**WHAT THE EXERCISE ASKS:** In the data below, work out how many lines include the string "cultuur". Only the number should be given.

*** Opening PROVIDED DATA ***

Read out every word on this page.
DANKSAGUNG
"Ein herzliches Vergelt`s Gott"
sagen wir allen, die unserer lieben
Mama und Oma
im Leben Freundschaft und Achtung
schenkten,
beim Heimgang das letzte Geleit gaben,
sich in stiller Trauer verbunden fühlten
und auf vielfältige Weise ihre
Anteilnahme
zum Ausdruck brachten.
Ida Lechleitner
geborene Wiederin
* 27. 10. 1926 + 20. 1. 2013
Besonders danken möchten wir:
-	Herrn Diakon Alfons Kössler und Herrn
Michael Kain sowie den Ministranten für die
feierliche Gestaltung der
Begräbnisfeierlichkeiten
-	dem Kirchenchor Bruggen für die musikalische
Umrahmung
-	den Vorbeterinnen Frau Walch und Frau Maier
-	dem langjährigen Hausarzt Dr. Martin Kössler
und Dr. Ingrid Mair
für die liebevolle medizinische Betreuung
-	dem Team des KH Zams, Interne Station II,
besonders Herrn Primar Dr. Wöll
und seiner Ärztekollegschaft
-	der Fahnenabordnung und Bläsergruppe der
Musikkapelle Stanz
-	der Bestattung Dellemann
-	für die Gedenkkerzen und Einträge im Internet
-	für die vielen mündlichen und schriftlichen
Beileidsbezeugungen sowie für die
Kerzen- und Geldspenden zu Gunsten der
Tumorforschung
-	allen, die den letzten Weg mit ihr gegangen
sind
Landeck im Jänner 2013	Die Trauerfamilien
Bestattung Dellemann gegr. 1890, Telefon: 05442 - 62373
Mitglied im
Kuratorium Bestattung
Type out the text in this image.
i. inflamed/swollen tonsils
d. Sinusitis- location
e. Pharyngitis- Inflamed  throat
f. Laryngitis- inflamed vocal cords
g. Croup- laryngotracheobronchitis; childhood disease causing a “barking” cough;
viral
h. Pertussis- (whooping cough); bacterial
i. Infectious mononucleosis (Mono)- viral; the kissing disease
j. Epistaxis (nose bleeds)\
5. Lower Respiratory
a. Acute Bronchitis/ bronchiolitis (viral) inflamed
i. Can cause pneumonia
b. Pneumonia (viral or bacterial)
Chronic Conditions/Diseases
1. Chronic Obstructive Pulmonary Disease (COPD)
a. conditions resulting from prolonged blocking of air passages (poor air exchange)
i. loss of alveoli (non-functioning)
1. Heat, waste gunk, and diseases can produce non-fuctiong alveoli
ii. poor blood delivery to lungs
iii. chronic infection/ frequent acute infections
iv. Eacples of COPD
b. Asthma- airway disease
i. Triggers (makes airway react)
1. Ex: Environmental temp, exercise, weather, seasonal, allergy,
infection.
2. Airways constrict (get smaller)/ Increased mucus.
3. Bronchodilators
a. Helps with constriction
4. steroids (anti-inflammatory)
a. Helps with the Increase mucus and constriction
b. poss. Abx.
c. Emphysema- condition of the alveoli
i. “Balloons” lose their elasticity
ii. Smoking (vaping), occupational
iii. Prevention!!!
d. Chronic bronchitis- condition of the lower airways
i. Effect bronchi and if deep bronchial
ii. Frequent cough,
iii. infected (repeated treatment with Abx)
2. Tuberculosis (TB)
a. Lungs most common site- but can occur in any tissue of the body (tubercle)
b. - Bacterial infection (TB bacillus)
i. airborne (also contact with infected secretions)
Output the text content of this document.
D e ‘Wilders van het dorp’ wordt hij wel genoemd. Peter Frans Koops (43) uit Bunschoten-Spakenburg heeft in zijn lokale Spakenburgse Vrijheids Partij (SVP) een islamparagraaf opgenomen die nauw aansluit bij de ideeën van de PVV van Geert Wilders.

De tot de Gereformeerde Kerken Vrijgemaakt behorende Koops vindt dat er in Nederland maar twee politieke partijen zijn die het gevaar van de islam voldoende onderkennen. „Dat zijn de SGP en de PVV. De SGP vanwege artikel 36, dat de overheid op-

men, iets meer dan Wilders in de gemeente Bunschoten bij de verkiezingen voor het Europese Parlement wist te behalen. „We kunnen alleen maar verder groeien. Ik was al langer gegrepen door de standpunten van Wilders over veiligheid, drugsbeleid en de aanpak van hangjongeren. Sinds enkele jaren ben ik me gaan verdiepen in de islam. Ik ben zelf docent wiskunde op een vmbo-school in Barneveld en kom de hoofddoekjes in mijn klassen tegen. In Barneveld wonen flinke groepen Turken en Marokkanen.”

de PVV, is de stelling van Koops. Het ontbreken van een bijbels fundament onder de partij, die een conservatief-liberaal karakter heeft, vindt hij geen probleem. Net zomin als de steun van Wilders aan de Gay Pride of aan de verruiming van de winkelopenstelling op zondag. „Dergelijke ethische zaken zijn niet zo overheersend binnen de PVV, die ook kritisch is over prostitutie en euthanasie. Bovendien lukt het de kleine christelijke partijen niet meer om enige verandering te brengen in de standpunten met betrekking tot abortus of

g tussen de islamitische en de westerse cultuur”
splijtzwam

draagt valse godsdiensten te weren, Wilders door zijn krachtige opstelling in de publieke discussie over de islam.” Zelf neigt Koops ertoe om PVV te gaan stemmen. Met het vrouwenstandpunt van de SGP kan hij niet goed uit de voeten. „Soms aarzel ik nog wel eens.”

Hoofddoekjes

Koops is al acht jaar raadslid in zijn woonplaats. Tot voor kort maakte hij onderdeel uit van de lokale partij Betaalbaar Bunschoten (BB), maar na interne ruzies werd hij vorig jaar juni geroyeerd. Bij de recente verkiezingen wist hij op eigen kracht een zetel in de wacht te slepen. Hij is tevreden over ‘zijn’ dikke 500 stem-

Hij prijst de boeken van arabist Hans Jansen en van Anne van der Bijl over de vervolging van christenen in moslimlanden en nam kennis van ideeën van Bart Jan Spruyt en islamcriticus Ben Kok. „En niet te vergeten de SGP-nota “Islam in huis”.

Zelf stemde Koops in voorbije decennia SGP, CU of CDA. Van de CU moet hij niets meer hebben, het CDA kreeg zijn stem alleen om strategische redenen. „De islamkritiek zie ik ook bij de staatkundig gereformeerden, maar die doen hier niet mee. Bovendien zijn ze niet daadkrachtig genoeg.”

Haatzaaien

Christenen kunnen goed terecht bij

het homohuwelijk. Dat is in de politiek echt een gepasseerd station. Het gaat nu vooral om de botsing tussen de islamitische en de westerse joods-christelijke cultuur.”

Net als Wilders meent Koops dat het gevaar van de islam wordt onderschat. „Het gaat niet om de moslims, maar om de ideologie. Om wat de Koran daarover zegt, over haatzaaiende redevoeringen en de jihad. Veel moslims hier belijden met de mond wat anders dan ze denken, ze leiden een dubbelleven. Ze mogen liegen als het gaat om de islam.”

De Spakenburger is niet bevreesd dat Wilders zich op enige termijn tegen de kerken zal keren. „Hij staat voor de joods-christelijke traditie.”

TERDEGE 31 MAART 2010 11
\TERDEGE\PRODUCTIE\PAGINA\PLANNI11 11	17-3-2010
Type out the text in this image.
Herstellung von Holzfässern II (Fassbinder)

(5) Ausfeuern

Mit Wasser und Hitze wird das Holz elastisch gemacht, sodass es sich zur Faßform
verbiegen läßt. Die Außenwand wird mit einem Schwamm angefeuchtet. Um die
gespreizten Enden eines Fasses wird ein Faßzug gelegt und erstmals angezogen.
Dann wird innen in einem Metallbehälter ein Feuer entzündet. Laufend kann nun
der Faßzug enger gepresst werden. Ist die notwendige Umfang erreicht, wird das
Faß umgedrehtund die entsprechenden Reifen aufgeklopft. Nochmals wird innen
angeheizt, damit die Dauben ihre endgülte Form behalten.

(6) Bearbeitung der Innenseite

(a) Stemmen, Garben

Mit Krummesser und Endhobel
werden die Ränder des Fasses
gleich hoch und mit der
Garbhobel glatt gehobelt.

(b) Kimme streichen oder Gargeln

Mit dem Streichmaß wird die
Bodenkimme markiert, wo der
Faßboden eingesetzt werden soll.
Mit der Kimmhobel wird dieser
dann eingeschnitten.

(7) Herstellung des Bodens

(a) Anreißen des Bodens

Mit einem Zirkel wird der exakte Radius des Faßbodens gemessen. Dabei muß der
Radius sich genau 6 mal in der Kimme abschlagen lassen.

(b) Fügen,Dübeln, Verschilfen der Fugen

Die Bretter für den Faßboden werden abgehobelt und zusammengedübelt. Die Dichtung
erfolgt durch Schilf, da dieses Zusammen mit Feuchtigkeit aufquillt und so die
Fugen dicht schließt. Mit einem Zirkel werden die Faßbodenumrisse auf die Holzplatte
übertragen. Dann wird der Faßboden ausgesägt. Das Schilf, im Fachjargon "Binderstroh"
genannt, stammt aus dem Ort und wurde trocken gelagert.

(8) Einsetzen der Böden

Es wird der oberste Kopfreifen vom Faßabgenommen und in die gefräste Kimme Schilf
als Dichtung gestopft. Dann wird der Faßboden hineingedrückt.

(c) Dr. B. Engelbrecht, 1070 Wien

*** Closing PROVIDED DATA ***

**OUTPUT OF THE EXERCISE:** 2